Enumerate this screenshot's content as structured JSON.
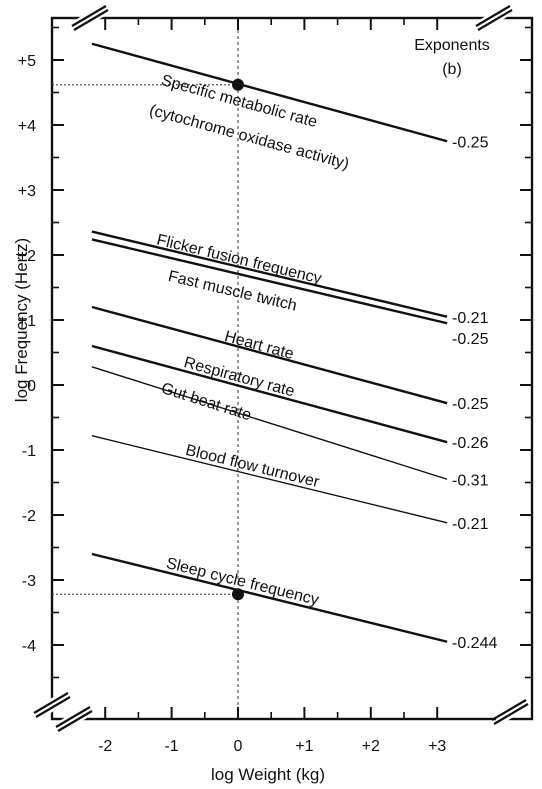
{
  "chart_data": {
    "type": "line",
    "title": "",
    "xlabel": "log  Weight  (kg)",
    "ylabel": "log Frequency  (Hertz)",
    "xlim": [
      -2.5,
      3.75
    ],
    "ylim": [
      -5.3,
      5.75
    ],
    "x_ticks": [
      -2,
      -1,
      0,
      1,
      2,
      3
    ],
    "x_tick_labels": [
      "-2",
      "-1",
      "0",
      "+1",
      "+2",
      "+3"
    ],
    "y_ticks": [
      5,
      4,
      3,
      2,
      1,
      0,
      -1,
      -2,
      -3,
      -4
    ],
    "y_tick_labels": [
      "+5",
      "+4",
      "+3",
      "+2",
      "+1",
      "0",
      "-1",
      "-2",
      "-3",
      "-4"
    ],
    "exponents_header": [
      "Exponents",
      "(b)"
    ],
    "grid": false,
    "series": [
      {
        "name": "Specific metabolic rate (cytochrome oxidase activity)",
        "label_lines": [
          "Specific  metabolic  rate",
          "(cytochrome   oxidase   activity)"
        ],
        "exponent": "-0.25",
        "x": [
          -2.2,
          3.15
        ],
        "y": [
          5.25,
          3.75
        ],
        "bold": true
      },
      {
        "name": "Flicker fusion frequency",
        "label_lines": [
          "Flicker      fusion      frequency"
        ],
        "exponent": "-0.21",
        "x": [
          -2.2,
          3.15
        ],
        "y": [
          2.36,
          1.05
        ],
        "bold": true
      },
      {
        "name": "Fast muscle twitch",
        "label_lines": [
          "Fast    muscle    twitch"
        ],
        "exponent": "-0.25",
        "x": [
          -2.2,
          3.15
        ],
        "y": [
          2.24,
          0.95
        ],
        "bold": true
      },
      {
        "name": "Heart rate",
        "label_lines": [
          "Heart    rate"
        ],
        "exponent": "-0.25",
        "x": [
          -2.2,
          3.15
        ],
        "y": [
          1.2,
          -0.28
        ],
        "bold": true
      },
      {
        "name": "Respiratory rate",
        "label_lines": [
          "Respiratory  rate"
        ],
        "exponent": "-0.26",
        "x": [
          -2.2,
          3.15
        ],
        "y": [
          0.6,
          -0.88
        ],
        "bold": true
      },
      {
        "name": "Gut beat rate",
        "label_lines": [
          "Gut  beat  rate"
        ],
        "exponent": "-0.31",
        "x": [
          -2.2,
          3.15
        ],
        "y": [
          0.28,
          -1.45
        ],
        "bold": false
      },
      {
        "name": "Blood flow turnover",
        "label_lines": [
          "Blood   flow   turnover"
        ],
        "exponent": "-0.21",
        "x": [
          -2.2,
          3.15
        ],
        "y": [
          -0.78,
          -2.12
        ],
        "bold": false
      },
      {
        "name": "Sleep cycle frequency",
        "label_lines": [
          "Sleep    cycle    frequency"
        ],
        "exponent": "-0.244",
        "x": [
          -2.2,
          3.15
        ],
        "y": [
          -2.6,
          -3.95
        ],
        "bold": true
      }
    ],
    "highlight_points": [
      {
        "x": 0,
        "y": 4.62
      },
      {
        "x": 0,
        "y": -3.22
      }
    ]
  }
}
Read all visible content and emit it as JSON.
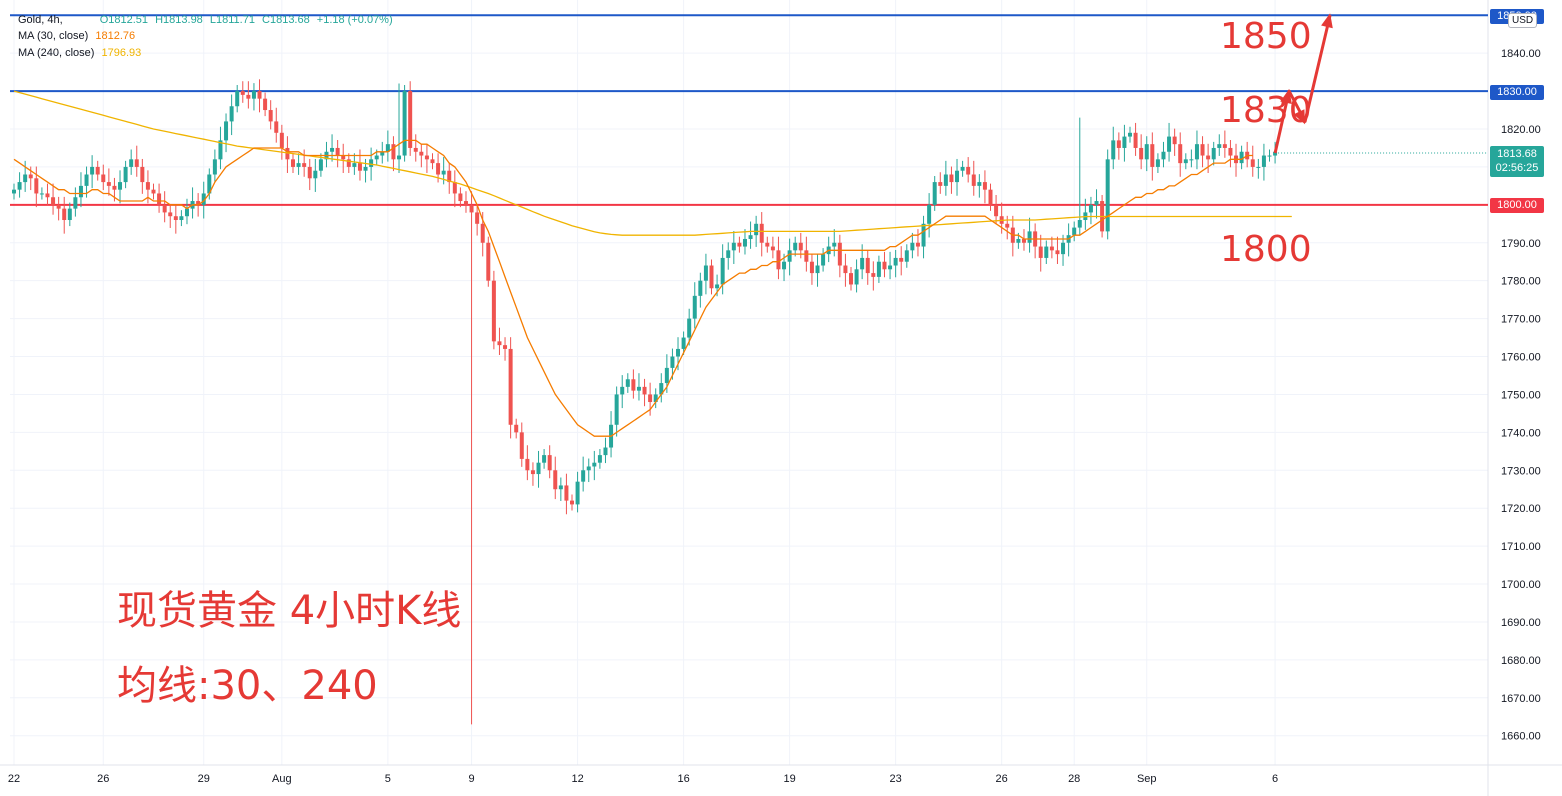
{
  "header": {
    "symbol": "Gold, 4h,",
    "open": "O1812.51",
    "high": "H1813.98",
    "low": "L1811.71",
    "close": "C1813.68",
    "change": "+1.18 (+0.07%)",
    "ma30_label": "MA (30, close)",
    "ma30_value": "1812.76",
    "ma240_label": "MA (240, close)",
    "ma240_value": "1796.93"
  },
  "currency": "USD",
  "badges": {
    "top": "1850.00",
    "mid": "1830.00",
    "current_price": "1813.68",
    "countdown": "02:56:25",
    "low": "1800.00"
  },
  "annotations": {
    "level_1850": "1850",
    "level_1830": "1830",
    "level_1800": "1800",
    "title": "现货黄金 4小时K线",
    "ma_note": "均线:30、240"
  },
  "colors": {
    "up": "#26a69a",
    "down": "#ef5350",
    "ma30": "#f57c00",
    "ma240": "#f0b400",
    "line_blue": "#1e58c8",
    "line_red": "#f23645",
    "annotation": "#e53935"
  },
  "chart_data": {
    "type": "candlestick",
    "title": "Gold, 4h",
    "ylabel": "USD",
    "ylim": [
      1655,
      1852
    ],
    "y_ticks": [
      1840,
      1830,
      1820,
      1810,
      1800,
      1790,
      1780,
      1770,
      1760,
      1750,
      1740,
      1730,
      1720,
      1710,
      1700,
      1690,
      1680,
      1670,
      1660
    ],
    "y_tick_labels": [
      "1840.00",
      "1830.00",
      "1820.00",
      "1810.00",
      "1800.00",
      "1790.00",
      "1780.00",
      "1770.00",
      "1760.00",
      "1750.00",
      "1740.00",
      "1730.00",
      "1720.00",
      "1710.00",
      "1700.00",
      "1690.00",
      "1680.00",
      "1670.00",
      "1660.00"
    ],
    "x_ticks": [
      {
        "label": "22",
        "bar": 0
      },
      {
        "label": "26",
        "bar": 16
      },
      {
        "label": "29",
        "bar": 34
      },
      {
        "label": "Aug",
        "bar": 48
      },
      {
        "label": "5",
        "bar": 67
      },
      {
        "label": "9",
        "bar": 82
      },
      {
        "label": "12",
        "bar": 101
      },
      {
        "label": "16",
        "bar": 120
      },
      {
        "label": "19",
        "bar": 139
      },
      {
        "label": "23",
        "bar": 158
      },
      {
        "label": "26",
        "bar": 177
      },
      {
        "label": "28",
        "bar": 190
      },
      {
        "label": "Sep",
        "bar": 203
      },
      {
        "label": "6",
        "bar": 226
      }
    ],
    "horizontal_lines": [
      {
        "name": "1850",
        "value": 1850,
        "color": "#1e58c8"
      },
      {
        "name": "1830",
        "value": 1830,
        "color": "#1e58c8"
      },
      {
        "name": "1800",
        "value": 1800,
        "color": "#f23645"
      }
    ],
    "candles_close": [
      1804,
      1806,
      1808,
      1807,
      1803,
      1803,
      1802,
      1800,
      1799,
      1796,
      1799,
      1802,
      1805,
      1808,
      1810,
      1808,
      1806,
      1805,
      1804,
      1806,
      1810,
      1812,
      1810,
      1806,
      1804,
      1803,
      1800,
      1798,
      1797,
      1796,
      1797,
      1799,
      1801,
      1800,
      1803,
      1808,
      1812,
      1817,
      1822,
      1826,
      1830,
      1829,
      1828,
      1830,
      1828,
      1825,
      1822,
      1819,
      1815,
      1812,
      1810,
      1811,
      1810,
      1807,
      1809,
      1812,
      1814,
      1815,
      1813,
      1812,
      1810,
      1811,
      1809,
      1810,
      1812,
      1813,
      1814,
      1816,
      1812,
      1813,
      1830,
      1815,
      1814,
      1813,
      1812,
      1811,
      1808,
      1809,
      1806,
      1803,
      1801,
      1800,
      1798,
      1795,
      1790,
      1780,
      1764,
      1763,
      1762,
      1742,
      1740,
      1733,
      1730,
      1729,
      1732,
      1734,
      1730,
      1725,
      1726,
      1722,
      1721,
      1727,
      1730,
      1731,
      1732,
      1734,
      1736,
      1742,
      1750,
      1752,
      1754,
      1751,
      1752,
      1750,
      1748,
      1750,
      1753,
      1757,
      1760,
      1762,
      1765,
      1770,
      1776,
      1780,
      1784,
      1778,
      1779,
      1786,
      1788,
      1790,
      1789,
      1791,
      1792,
      1795,
      1790,
      1789,
      1788,
      1783,
      1785,
      1788,
      1790,
      1788,
      1785,
      1782,
      1784,
      1787,
      1789,
      1790,
      1784,
      1782,
      1779,
      1783,
      1786,
      1782,
      1781,
      1785,
      1783,
      1784,
      1786,
      1785,
      1788,
      1790,
      1789,
      1795,
      1800,
      1806,
      1805,
      1808,
      1806,
      1809,
      1810,
      1808,
      1805,
      1806,
      1804,
      1800,
      1797,
      1795,
      1794,
      1790,
      1791,
      1790,
      1793,
      1789,
      1786,
      1789,
      1788,
      1787,
      1790,
      1792,
      1794,
      1796,
      1798,
      1800,
      1801,
      1793,
      1812,
      1817,
      1815,
      1818,
      1819,
      1815,
      1812,
      1816,
      1810,
      1812,
      1814,
      1818,
      1816,
      1811,
      1812,
      1812,
      1816,
      1813,
      1812,
      1815,
      1816,
      1815,
      1813,
      1811,
      1814,
      1812,
      1810,
      1810,
      1813,
      1813,
      1814
    ],
    "ma30_close": [
      1812,
      1811,
      1810,
      1809,
      1808,
      1807,
      1806,
      1805,
      1804,
      1804,
      1803,
      1803,
      1803,
      1803,
      1804,
      1804,
      1803,
      1803,
      1802,
      1801,
      1801,
      1801,
      1801,
      1801,
      1802,
      1801,
      1801,
      1801,
      1800,
      1800,
      1800,
      1799,
      1800,
      1800,
      1801,
      1803,
      1806,
      1808,
      1810,
      1811,
      1812,
      1813,
      1814,
      1815,
      1815,
      1815,
      1815,
      1815,
      1815,
      1814,
      1814,
      1814,
      1813,
      1813,
      1813,
      1813,
      1813,
      1813,
      1813,
      1813,
      1813,
      1813,
      1813,
      1813,
      1813,
      1814,
      1814,
      1814,
      1815,
      1816,
      1817,
      1817,
      1817,
      1816,
      1816,
      1815,
      1814,
      1813,
      1811,
      1810,
      1808,
      1806,
      1803,
      1800,
      1796,
      1793,
      1789,
      1785,
      1781,
      1777,
      1773,
      1769,
      1765,
      1762,
      1759,
      1756,
      1753,
      1750,
      1748,
      1746,
      1744,
      1742,
      1741,
      1740,
      1739,
      1739,
      1739,
      1739,
      1740,
      1741,
      1742,
      1743,
      1744,
      1745,
      1746,
      1748,
      1750,
      1752,
      1755,
      1758,
      1761,
      1764,
      1767,
      1770,
      1773,
      1775,
      1777,
      1779,
      1780,
      1781,
      1782,
      1782,
      1783,
      1783,
      1784,
      1784,
      1785,
      1785,
      1786,
      1787,
      1787,
      1787,
      1787,
      1787,
      1787,
      1787,
      1788,
      1788,
      1788,
      1788,
      1788,
      1788,
      1788,
      1788,
      1788,
      1788,
      1788,
      1789,
      1789,
      1790,
      1791,
      1792,
      1792,
      1793,
      1794,
      1795,
      1796,
      1797,
      1797,
      1797,
      1797,
      1797,
      1797,
      1797,
      1797,
      1796,
      1795,
      1794,
      1793,
      1792,
      1792,
      1791,
      1791,
      1791,
      1791,
      1791,
      1791,
      1791,
      1791,
      1791,
      1792,
      1792,
      1793,
      1794,
      1795,
      1796,
      1797,
      1798,
      1799,
      1800,
      1801,
      1802,
      1802,
      1803,
      1803,
      1804,
      1804,
      1805,
      1805,
      1806,
      1807,
      1808,
      1808,
      1809,
      1810,
      1811,
      1811,
      1811,
      1812,
      1812,
      1812,
      1813,
      1813
    ],
    "ma240_close": [
      1830,
      1829.6,
      1829.2,
      1828.8,
      1828.4,
      1828,
      1827.6,
      1827.2,
      1826.8,
      1826.4,
      1826,
      1825.6,
      1825.2,
      1824.8,
      1824.4,
      1824,
      1823.6,
      1823.2,
      1822.8,
      1822.4,
      1822,
      1821.6,
      1821.2,
      1820.8,
      1820.4,
      1820,
      1819.7,
      1819.4,
      1819.1,
      1818.8,
      1818.5,
      1818.2,
      1817.9,
      1817.6,
      1817.3,
      1817,
      1816.7,
      1816.4,
      1816.1,
      1815.8,
      1815.5,
      1815.3,
      1815.1,
      1814.9,
      1814.7,
      1814.5,
      1814.3,
      1814.1,
      1813.9,
      1813.7,
      1813.5,
      1813.3,
      1813.1,
      1812.9,
      1812.7,
      1812.5,
      1812.3,
      1812.1,
      1811.9,
      1811.7,
      1811.5,
      1811.3,
      1811.1,
      1810.9,
      1810.7,
      1810.5,
      1810.2,
      1809.9,
      1809.6,
      1809.3,
      1809,
      1808.7,
      1808.4,
      1808.1,
      1807.8,
      1807.5,
      1807.1,
      1806.7,
      1806.3,
      1805.9,
      1805.5,
      1805,
      1804.5,
      1804,
      1803.5,
      1803,
      1802.4,
      1801.8,
      1801.2,
      1800.6,
      1800,
      1799.4,
      1798.8,
      1798.2,
      1797.6,
      1797,
      1796.5,
      1796,
      1795.5,
      1795,
      1794.5,
      1794.1,
      1793.7,
      1793.3,
      1792.9,
      1792.6,
      1792.4,
      1792.2,
      1792.1,
      1792,
      1792,
      1792,
      1792,
      1792,
      1792,
      1792,
      1792,
      1792,
      1792,
      1792,
      1792,
      1792,
      1792,
      1792.1,
      1792.2,
      1792.3,
      1792.4,
      1792.5,
      1792.6,
      1792.7,
      1792.8,
      1792.9,
      1793,
      1793,
      1793,
      1793,
      1793,
      1793,
      1793,
      1793,
      1793,
      1793,
      1793,
      1793,
      1793,
      1793,
      1793,
      1793,
      1793,
      1793.1,
      1793.2,
      1793.3,
      1793.4,
      1793.5,
      1793.6,
      1793.7,
      1793.8,
      1793.9,
      1794,
      1794.1,
      1794.2,
      1794.3,
      1794.4,
      1794.5,
      1794.6,
      1794.7,
      1794.8,
      1794.9,
      1795,
      1795.1,
      1795.2,
      1795.3,
      1795.4,
      1795.5,
      1795.6,
      1795.7,
      1795.8,
      1795.9,
      1796,
      1796,
      1796,
      1796,
      1796,
      1796,
      1796.1,
      1796.2,
      1796.3,
      1796.4,
      1796.5,
      1796.6,
      1796.7,
      1796.8,
      1796.9,
      1796.93,
      1796.93,
      1796.93,
      1796.93,
      1796.93,
      1796.93,
      1796.93,
      1796.93,
      1796.93,
      1796.93,
      1796.93,
      1796.93,
      1796.93,
      1796.93,
      1796.93,
      1796.93,
      1796.93,
      1796.93,
      1796.93,
      1796.93,
      1796.93,
      1796.93,
      1796.93,
      1796.93,
      1796.93,
      1796.93,
      1796.93,
      1796.93,
      1796.93,
      1796.93,
      1796.93,
      1796.93,
      1796.93,
      1796.93,
      1796.93,
      1796.93,
      1796.93
    ],
    "projection": [
      1813.68,
      1830,
      1822,
      1850
    ],
    "notable_wicks": [
      {
        "bar": 82,
        "low": 1663
      },
      {
        "bar": 69,
        "high": 1832
      },
      {
        "bar": 191,
        "high": 1823
      }
    ]
  }
}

● ● ● ●

Required task
Pull every line containing "flow" out of the data above.

Problem solution
        "name": "Blood flow turnover",
          "Blood   flow   turnover"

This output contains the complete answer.